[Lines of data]
##########

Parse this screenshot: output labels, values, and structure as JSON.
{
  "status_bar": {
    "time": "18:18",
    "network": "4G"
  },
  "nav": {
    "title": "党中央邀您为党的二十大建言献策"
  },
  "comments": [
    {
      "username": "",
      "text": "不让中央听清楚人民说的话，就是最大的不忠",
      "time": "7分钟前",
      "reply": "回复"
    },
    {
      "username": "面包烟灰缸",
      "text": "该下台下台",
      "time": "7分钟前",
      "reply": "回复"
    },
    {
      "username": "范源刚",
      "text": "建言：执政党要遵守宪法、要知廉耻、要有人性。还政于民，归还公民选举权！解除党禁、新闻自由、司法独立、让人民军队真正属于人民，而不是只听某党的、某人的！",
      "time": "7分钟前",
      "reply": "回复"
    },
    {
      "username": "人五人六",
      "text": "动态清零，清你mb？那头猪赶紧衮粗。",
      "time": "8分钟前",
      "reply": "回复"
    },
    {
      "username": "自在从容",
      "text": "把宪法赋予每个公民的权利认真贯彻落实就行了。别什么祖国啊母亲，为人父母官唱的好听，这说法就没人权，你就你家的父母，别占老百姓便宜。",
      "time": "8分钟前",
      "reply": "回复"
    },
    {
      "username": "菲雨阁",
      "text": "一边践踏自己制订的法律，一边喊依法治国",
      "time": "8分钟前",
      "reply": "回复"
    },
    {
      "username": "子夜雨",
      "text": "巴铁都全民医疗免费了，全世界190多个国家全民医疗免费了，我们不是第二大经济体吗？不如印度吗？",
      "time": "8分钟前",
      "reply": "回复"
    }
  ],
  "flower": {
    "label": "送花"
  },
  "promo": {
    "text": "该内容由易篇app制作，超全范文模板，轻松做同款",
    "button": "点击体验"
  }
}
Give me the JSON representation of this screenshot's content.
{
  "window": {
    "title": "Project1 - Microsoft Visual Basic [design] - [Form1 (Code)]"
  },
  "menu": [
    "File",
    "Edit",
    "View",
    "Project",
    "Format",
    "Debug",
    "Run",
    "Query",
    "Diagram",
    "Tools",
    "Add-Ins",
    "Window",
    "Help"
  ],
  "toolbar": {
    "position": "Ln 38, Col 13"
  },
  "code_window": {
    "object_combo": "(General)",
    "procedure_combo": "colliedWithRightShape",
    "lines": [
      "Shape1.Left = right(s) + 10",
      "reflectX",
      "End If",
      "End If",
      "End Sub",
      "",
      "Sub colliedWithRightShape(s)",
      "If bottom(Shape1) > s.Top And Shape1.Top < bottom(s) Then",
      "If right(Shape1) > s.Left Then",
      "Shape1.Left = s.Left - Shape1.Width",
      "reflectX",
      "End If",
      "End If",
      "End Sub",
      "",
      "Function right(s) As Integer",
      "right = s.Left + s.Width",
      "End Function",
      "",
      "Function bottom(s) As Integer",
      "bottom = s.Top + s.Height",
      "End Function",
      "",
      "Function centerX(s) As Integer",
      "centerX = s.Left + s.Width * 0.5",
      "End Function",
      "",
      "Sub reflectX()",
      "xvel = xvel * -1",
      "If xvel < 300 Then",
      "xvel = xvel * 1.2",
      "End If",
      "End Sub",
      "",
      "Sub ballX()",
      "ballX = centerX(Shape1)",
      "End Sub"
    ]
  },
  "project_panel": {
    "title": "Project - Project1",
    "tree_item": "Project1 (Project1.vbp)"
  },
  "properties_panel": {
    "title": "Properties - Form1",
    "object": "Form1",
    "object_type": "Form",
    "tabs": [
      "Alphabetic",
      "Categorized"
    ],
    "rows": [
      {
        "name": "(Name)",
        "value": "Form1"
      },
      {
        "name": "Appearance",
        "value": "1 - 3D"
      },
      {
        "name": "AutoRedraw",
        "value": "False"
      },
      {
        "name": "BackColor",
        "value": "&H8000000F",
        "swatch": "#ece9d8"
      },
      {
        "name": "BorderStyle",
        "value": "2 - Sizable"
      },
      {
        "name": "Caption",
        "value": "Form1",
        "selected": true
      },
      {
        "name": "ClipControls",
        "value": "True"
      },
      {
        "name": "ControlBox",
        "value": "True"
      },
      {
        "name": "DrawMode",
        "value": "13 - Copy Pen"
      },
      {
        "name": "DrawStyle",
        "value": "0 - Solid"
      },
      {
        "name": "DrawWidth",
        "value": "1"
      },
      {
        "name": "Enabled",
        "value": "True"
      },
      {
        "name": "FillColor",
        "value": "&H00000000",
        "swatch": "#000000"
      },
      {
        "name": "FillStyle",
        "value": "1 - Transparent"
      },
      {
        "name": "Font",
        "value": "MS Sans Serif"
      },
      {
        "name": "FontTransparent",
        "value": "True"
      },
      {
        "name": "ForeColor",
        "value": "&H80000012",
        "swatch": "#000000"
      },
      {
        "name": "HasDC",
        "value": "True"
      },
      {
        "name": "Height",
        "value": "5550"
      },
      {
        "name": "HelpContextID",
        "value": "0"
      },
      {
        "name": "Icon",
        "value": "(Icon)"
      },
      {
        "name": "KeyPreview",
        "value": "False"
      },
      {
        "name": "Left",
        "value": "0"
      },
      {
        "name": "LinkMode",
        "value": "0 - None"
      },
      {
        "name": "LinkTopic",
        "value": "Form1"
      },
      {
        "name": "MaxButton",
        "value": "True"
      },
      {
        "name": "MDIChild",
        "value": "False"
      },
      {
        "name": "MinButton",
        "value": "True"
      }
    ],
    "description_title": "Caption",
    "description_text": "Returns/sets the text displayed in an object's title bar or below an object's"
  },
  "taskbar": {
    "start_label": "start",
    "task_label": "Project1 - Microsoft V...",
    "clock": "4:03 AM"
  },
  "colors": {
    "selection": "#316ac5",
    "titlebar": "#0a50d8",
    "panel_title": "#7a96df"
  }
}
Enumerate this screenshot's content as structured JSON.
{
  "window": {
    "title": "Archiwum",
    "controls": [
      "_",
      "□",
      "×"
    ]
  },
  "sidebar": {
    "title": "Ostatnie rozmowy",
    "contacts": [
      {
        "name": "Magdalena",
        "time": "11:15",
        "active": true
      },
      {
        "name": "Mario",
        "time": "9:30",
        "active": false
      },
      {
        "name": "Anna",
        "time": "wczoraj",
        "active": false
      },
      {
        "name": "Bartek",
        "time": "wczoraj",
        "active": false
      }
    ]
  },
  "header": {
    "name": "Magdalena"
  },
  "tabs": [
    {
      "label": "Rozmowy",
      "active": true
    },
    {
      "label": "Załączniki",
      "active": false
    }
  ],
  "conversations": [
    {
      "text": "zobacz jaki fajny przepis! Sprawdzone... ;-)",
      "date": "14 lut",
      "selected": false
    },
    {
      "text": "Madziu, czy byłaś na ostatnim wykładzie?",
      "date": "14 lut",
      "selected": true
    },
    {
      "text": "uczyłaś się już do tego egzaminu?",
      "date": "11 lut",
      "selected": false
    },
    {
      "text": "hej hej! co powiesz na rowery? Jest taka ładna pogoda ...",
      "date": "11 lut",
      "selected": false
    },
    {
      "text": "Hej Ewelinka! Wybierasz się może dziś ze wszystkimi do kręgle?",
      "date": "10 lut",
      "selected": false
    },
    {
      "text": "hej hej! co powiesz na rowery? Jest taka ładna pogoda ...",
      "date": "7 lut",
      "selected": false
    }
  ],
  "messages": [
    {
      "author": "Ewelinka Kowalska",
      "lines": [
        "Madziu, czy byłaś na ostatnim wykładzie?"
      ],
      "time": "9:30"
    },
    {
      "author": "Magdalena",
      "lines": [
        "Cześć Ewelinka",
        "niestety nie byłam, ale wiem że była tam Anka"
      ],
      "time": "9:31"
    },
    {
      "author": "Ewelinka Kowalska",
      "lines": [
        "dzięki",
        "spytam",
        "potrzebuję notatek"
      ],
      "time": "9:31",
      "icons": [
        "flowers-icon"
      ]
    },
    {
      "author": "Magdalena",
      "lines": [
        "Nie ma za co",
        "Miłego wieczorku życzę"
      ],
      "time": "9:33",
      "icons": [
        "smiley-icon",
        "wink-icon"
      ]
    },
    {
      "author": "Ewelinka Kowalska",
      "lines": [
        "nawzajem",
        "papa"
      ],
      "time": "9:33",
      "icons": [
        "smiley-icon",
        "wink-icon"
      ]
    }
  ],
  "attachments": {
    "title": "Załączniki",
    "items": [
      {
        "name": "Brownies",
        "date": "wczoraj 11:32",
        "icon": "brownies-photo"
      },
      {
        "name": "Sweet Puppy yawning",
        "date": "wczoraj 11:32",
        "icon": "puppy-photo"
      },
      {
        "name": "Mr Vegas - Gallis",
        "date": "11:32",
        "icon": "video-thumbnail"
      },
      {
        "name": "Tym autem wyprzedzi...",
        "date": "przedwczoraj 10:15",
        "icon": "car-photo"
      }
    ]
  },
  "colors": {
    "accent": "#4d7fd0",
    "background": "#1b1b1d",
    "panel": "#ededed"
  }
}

##########

Count up every line above that has the word "xvel" in it; answer with the number alone.

3